## AIM OF THE TASK
Extract all lines that hold the string "this".

## start

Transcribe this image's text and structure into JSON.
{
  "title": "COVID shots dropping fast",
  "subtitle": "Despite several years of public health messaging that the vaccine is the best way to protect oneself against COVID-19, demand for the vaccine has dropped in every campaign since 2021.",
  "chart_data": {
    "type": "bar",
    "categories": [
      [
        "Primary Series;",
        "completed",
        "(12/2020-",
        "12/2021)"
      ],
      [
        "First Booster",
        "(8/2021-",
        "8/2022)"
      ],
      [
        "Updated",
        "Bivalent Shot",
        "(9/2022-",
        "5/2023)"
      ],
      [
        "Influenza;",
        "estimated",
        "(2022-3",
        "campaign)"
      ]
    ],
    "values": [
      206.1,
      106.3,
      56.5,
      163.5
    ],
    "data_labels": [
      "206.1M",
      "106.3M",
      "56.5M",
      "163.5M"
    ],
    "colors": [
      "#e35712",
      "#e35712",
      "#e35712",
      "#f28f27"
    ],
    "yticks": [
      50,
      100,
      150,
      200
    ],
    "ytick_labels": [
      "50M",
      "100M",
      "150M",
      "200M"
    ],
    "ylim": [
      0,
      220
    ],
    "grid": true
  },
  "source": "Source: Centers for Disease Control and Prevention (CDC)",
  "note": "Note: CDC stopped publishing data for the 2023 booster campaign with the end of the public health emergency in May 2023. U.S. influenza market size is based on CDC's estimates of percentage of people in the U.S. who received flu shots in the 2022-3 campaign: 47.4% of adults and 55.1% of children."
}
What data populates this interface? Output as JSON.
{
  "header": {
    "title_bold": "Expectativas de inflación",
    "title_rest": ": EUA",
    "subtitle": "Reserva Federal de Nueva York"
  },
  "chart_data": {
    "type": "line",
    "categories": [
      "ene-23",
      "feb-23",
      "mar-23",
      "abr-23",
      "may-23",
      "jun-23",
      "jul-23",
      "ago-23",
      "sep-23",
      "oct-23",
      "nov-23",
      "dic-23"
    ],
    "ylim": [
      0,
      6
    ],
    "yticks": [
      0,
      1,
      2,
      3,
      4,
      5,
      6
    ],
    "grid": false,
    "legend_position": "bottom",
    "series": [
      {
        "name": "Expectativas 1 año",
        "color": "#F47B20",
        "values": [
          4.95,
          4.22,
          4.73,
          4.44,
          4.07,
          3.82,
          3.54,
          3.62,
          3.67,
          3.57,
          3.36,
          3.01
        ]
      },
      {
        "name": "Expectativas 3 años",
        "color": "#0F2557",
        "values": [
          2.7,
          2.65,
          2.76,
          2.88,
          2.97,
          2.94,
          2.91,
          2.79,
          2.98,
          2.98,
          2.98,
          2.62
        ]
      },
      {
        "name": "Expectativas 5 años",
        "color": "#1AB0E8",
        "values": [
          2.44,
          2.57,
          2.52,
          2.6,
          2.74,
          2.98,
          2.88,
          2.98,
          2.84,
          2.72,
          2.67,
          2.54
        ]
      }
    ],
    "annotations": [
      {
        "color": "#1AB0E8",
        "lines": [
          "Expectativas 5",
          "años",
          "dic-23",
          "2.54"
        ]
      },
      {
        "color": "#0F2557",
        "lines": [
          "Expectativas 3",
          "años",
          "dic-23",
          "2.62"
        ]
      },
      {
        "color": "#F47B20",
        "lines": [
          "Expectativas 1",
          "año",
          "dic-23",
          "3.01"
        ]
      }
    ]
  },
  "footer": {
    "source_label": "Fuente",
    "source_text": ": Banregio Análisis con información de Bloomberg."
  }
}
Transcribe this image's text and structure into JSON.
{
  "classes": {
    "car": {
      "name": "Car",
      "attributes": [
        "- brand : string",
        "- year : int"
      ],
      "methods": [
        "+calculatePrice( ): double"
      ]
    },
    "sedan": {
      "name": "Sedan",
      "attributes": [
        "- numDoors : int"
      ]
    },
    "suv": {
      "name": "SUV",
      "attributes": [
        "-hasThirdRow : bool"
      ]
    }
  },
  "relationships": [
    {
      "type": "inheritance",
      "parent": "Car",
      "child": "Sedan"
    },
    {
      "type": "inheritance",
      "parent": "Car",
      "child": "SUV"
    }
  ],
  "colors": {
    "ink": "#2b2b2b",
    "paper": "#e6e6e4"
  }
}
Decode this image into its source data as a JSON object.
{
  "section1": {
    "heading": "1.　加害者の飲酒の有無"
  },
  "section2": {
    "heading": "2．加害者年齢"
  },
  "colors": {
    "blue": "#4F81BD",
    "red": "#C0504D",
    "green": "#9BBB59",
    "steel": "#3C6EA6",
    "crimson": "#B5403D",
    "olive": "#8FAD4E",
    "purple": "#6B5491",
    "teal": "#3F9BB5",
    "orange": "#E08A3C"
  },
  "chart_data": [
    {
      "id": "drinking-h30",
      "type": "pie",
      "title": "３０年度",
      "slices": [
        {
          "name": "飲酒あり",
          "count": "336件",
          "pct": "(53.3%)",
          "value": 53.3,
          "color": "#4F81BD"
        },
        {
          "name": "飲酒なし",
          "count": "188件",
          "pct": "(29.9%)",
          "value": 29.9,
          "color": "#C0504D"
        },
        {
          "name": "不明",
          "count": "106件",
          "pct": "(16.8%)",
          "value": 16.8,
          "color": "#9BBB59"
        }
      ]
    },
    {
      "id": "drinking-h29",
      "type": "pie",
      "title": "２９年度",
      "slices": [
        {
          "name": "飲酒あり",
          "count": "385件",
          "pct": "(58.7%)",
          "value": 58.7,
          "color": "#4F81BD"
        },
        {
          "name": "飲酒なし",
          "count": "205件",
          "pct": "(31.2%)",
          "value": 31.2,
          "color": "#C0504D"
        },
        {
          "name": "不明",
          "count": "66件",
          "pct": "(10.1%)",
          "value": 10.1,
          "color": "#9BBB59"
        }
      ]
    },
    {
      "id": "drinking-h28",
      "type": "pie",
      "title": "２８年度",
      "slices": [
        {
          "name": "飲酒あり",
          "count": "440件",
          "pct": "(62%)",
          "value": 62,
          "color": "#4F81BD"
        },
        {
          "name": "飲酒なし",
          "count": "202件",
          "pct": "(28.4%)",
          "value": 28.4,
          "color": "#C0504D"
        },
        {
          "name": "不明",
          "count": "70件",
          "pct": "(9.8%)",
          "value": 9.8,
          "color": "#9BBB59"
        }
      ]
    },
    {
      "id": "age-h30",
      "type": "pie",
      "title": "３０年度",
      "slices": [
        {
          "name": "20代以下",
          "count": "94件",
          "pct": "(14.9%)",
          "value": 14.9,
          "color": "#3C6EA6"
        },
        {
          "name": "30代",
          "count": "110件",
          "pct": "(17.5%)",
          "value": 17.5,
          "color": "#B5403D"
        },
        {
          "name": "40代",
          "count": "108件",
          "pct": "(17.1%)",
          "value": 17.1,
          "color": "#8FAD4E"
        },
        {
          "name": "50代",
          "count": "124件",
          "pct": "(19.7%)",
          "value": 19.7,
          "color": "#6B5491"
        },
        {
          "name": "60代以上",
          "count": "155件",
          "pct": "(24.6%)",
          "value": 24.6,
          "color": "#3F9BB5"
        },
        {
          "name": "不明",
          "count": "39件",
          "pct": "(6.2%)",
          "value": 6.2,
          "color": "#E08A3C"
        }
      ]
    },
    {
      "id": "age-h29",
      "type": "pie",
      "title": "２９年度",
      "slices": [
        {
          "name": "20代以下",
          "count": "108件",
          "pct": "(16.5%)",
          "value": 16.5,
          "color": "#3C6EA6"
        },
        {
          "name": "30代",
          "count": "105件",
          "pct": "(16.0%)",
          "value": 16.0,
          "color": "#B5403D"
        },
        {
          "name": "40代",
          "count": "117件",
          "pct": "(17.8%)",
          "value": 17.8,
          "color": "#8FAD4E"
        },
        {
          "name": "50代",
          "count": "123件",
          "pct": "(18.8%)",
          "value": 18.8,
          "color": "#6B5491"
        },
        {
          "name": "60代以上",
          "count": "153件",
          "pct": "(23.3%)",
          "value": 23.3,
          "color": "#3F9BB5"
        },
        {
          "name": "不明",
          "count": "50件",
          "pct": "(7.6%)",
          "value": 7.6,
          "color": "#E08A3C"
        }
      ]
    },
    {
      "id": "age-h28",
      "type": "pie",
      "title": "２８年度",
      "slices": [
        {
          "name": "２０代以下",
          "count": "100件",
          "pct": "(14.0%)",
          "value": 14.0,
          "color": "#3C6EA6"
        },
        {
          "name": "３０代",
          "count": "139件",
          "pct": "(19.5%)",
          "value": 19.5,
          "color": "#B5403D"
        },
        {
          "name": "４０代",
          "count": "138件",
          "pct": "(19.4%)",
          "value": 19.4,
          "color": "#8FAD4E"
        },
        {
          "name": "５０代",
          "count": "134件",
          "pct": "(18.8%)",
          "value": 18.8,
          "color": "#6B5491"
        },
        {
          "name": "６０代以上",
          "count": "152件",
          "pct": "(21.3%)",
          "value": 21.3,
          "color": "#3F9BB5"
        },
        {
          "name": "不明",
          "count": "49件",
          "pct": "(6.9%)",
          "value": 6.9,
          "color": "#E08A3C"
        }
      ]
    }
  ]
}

## end

## COMPLETED TASK
Transcribe this image's text and structure into JSON.
What data populates this interface? Output as JSON.
Transcribe this image's text and structure into JSON.
Decode this image into its source data as a JSON object.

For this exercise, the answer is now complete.